[SHORT EXERCISE] Render the records below as a JSON list of strings, one string per line and no blank lines, starting with the first line of the records and going on through the line containing "- Point: [155, 230, 177, 244]", both included.
────────
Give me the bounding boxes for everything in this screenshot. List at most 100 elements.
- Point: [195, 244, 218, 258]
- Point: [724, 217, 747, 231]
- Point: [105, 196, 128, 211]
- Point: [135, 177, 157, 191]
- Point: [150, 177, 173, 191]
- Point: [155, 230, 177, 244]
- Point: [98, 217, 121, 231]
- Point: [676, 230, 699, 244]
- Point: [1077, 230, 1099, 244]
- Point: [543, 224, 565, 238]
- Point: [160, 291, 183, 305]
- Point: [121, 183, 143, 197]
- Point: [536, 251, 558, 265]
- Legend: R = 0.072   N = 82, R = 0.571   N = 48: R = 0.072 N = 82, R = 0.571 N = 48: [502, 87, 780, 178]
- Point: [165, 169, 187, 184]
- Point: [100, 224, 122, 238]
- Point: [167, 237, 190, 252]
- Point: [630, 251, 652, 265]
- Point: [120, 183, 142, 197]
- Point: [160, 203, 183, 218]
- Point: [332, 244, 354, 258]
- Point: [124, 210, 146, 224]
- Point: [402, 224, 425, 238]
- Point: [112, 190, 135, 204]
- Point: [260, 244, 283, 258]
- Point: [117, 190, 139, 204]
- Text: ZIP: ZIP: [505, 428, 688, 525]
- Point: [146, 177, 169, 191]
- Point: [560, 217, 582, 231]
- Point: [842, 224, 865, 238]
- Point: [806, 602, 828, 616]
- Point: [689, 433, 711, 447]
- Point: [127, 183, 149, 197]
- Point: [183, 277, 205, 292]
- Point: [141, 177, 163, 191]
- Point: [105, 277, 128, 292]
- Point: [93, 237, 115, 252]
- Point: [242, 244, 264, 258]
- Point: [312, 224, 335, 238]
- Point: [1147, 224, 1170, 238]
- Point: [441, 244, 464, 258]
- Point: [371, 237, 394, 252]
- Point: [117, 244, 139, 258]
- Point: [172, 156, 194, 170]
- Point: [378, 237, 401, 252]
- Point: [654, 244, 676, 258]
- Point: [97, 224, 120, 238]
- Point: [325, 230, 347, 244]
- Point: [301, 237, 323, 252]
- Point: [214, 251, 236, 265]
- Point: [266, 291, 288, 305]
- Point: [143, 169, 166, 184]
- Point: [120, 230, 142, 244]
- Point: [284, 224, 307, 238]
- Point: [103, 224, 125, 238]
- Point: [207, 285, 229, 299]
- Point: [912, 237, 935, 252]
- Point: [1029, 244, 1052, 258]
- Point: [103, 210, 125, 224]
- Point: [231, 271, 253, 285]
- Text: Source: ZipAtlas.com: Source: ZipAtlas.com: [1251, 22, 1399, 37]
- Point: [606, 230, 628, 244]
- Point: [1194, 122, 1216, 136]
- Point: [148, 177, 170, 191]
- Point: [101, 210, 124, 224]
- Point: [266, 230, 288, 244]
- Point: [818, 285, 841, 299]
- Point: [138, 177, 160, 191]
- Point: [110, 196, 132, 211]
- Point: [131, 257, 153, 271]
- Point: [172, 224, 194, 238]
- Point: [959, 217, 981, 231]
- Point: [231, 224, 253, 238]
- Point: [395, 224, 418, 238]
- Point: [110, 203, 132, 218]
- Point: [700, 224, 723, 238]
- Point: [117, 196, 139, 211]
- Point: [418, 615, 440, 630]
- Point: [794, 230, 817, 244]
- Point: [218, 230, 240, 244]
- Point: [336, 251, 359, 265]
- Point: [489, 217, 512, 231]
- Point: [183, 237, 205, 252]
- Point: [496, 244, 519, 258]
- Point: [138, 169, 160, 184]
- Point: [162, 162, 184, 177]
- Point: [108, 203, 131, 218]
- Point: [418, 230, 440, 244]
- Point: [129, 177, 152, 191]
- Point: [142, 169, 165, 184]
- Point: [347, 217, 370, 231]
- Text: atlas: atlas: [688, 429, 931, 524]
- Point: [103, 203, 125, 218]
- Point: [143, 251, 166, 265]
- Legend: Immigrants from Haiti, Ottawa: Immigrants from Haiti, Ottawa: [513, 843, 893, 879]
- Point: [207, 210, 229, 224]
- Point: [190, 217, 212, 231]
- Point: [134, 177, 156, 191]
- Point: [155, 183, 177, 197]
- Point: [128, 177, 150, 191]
────────
[RESULT OF THE TASK]
[
  "Give me the bounding boxes for everything in this screenshot. List at most 100 elements.",
  "- Point: [195, 244, 218, 258]",
  "- Point: [724, 217, 747, 231]",
  "- Point: [105, 196, 128, 211]",
  "- Point: [135, 177, 157, 191]",
  "- Point: [150, 177, 173, 191]",
  "- Point: [155, 230, 177, 244]"
]